* [SET TASK]: Can you reproduce the tee logo thread starting with "## Jasonda (Aug" and going on through "think about it.", swapping "location" for "placement"?

# what's the best location to put a company logo on a tee?



## punkapalooza (Oct 18, 2006)

i was thinking of adding my logo to my tees but was wondering where u guys thought would be a good location on the tee? i was thinking back of the tee on the bottom right near the hem. i don't want the logo to distract from the actual design.


----------



## Solmu (Aug 15, 2005)

Personally I think the best location would be below the tags on the inside neck 

If it has to be external, back bottom right near hem isn't a bad choice.


----------



## Jasonda (Aug 16, 2006)

That location sounds ok. How big is it going to be?


----------



## commenceclothing (Nov 18, 2006)

i think you should put it where ever on the shirt. be different but in a spot where it makes people look at it or think about it.


----------



## camfab (Nov 19, 2006)

The best place IMHO is to put a new label to each t-shirt, with the company logo printed on it (it's fantastic if it's embroided !!!)

But, if you cannot apply the label (it's a cost which must be considered) then put your logo on external, on front site, bottom right.

Size approx. 6x6 cm

Bye
Fabio


----------



## John S (Sep 9, 2006)

Brutal Tees said:


> ... i don't want the logo to distract from the actual design.

* [DATA ENTRIES]:

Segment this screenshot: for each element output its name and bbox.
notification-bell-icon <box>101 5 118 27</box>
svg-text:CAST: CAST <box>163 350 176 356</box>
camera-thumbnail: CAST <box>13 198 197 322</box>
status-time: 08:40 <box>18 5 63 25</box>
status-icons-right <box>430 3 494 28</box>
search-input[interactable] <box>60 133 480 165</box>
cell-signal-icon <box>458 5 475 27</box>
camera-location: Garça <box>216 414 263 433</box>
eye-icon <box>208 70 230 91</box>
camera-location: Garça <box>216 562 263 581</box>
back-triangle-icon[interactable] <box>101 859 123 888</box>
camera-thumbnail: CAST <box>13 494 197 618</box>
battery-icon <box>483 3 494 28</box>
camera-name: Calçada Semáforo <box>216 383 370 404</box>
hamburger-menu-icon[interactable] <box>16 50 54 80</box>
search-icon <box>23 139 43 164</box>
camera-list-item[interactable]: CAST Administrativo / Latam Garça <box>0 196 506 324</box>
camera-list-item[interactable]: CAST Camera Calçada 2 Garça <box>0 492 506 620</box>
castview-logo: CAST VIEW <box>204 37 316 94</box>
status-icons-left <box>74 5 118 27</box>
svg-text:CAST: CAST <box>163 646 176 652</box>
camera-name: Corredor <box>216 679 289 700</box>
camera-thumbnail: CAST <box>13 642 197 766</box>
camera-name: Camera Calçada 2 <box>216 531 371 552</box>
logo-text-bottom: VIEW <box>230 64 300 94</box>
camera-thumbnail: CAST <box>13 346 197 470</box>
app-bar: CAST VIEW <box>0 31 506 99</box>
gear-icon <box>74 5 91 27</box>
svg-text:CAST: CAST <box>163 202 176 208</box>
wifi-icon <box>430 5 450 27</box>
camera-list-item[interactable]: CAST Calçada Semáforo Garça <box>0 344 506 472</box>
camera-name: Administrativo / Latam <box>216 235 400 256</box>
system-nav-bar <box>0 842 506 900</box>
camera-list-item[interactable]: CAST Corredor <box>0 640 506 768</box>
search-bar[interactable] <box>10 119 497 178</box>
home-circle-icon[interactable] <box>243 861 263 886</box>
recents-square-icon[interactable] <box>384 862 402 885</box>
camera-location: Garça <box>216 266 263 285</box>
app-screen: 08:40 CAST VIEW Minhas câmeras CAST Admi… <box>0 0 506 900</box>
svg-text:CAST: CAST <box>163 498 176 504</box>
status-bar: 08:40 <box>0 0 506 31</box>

* [TASK SOLUTION]:
## Jasonda (Aug 16, 2006)

That placement sounds ok. How big is it going to be?


----------



## commenceclothing (Nov 18, 2006)

i think you should put it where ever on the shirt. be different but in a spot where it makes people look at it or think about it.